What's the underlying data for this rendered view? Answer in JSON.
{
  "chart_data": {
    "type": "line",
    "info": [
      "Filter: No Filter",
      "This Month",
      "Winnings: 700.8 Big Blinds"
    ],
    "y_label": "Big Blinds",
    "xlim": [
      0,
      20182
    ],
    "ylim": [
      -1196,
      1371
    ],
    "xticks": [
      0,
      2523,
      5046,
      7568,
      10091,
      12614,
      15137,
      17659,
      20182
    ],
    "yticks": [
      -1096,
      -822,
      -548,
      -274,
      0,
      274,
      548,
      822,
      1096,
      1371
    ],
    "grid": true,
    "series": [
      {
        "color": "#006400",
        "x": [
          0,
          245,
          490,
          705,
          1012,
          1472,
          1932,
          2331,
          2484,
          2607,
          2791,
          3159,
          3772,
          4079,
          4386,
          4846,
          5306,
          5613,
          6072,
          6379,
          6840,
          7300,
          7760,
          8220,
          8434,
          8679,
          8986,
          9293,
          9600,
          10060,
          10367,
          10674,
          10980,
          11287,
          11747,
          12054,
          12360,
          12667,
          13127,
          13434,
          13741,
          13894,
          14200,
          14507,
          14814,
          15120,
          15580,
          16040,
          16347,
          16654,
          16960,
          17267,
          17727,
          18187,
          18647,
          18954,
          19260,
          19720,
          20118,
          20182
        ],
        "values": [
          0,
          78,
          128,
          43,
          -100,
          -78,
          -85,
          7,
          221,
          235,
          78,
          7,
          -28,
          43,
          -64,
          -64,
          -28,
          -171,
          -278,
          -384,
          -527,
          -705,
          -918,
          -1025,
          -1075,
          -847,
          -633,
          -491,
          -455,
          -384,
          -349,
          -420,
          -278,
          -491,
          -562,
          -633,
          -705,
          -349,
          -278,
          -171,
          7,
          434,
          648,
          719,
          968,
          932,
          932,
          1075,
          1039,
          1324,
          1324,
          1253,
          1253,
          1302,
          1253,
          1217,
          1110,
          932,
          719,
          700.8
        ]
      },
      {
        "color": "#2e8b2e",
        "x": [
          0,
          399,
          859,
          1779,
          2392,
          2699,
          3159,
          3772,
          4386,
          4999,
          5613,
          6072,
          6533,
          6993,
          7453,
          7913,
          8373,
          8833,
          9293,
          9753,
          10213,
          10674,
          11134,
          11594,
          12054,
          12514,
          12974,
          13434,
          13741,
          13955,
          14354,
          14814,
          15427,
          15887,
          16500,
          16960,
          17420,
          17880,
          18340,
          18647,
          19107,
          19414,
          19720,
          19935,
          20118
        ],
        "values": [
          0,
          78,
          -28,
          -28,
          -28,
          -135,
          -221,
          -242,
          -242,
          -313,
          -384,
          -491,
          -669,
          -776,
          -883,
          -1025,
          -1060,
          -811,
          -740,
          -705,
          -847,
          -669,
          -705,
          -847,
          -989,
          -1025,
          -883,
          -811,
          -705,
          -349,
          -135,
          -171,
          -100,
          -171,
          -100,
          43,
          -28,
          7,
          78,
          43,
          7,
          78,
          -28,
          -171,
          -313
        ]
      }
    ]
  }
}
+ + + + + + +
TASK PROMPT:
Return all of the data word for word.

EXERCISE OUTPUT:
What's the underlying data for this rendered view? Answer in JSON.
{
  "chart_data": {
    "type": "line",
    "info": [
      "Filter: No Filter",
      "This Month",
      "Winnings: 700.8 Big Blinds"
    ],
    "y_label": "Big Blinds",
    "xlim": [
      0,
      20182
    ],
    "ylim": [
      -1196,
      1371
    ],
    "xticks": [
      0,
      2523,
      5046,
      7568,
      10091,
      12614,
      15137,
      17659,
      20182
    ],
    "yticks": [
      -1096,
      -822,
      -548,
      -274,
      0,
      274,
      548,
      822,
      1096,
      1371
    ],
    "grid": true,
    "series": [
      {
        "color": "#006400",
        "x": [
          0,
          245,
          490,
          705,
          1012,
          1472,
          1932,
          2331,
          2484,
          2607,
          2791,
          3159,
          3772,
          4079,
          4386,
          4846,
          5306,
          5613,
          6072,
          6379,
          6840,
          7300,
          7760,
          8220,
          8434,
          8679,
          8986,
          9293,
          9600,
          10060,
          10367,
          10674,
          10980,
          11287,
          11747,
          12054,
          12360,
          12667,
          13127,
          13434,
          13741,
          13894,
          14200,
          14507,
          14814,
          15120,
          15580,
          16040,
          16347,
          16654,
          16960,
          17267,
          17727,
          18187,
          18647,
          18954,
          19260,
          19720,
          20118,
          20182
        ],
        "values": [
          0,
          78,
          128,
          43,
          -100,
          -78,
          -85,
          7,
          221,
          235,
          78,
          7,
          -28,
          43,
          -64,
          -64,
          -28,
          -171,
          -278,
          -384,
          -527,
          -705,
          -918,
          -1025,
          -1075,
          -847,
          -633,
          -491,
          -455,
          -384,
          -349,
          -420,
          -278,
          -491,
          -562,
          -633,
          -705,
          -349,
          -278,
          -171,
          7,
          434,
          648,
          719,
          968,
          932,
          932,
          1075,
          1039,
          1324,
          1324,
          1253,
          1253,
          1302,
          1253,
          1217,
          1110,
          932,
          719,
          700.8
        ]
      },
      {
        "color": "#2e8b2e",
        "x": [
          0,
          399,
          859,
          1779,
          2392,
          2699,
          3159,
          3772,
          4386,
          4999,
          5613,
          6072,
          6533,
          6993,
          7453,
          7913,
          8373,
          8833,
          9293,
          9753,
          10213,
          10674,
          11134,
          11594,
          12054,
          12514,
          12974,
          13434,
          13741,
          13955,
          14354,
          14814,
          15427,
          15887,
          16500,
          16960,
          17420,
          17880,
          18340,
          18647,
          19107,
          19414,
          19720,
          19935,
          20118
        ],
        "values": [
          0,
          78,
          -28,
          -28,
          -28,
          -135,
          -221,
          -242,
          -242,
          -313,
          -384,
          -491,
          -669,
          -776,
          -883,
          -1025,
          -1060,
          -811,
          -740,
          -705,
          -847,
          -669,
          -705,
          -847,
          -989,
          -1025,
          -883,
          -811,
          -705,
          -349,
          -135,
          -171,
          -100,
          -171,
          -100,
          43,
          -28,
          7,
          78,
          43,
          7,
          78,
          -28,
          -171,
          -313
        ]
      }
    ]
  }
}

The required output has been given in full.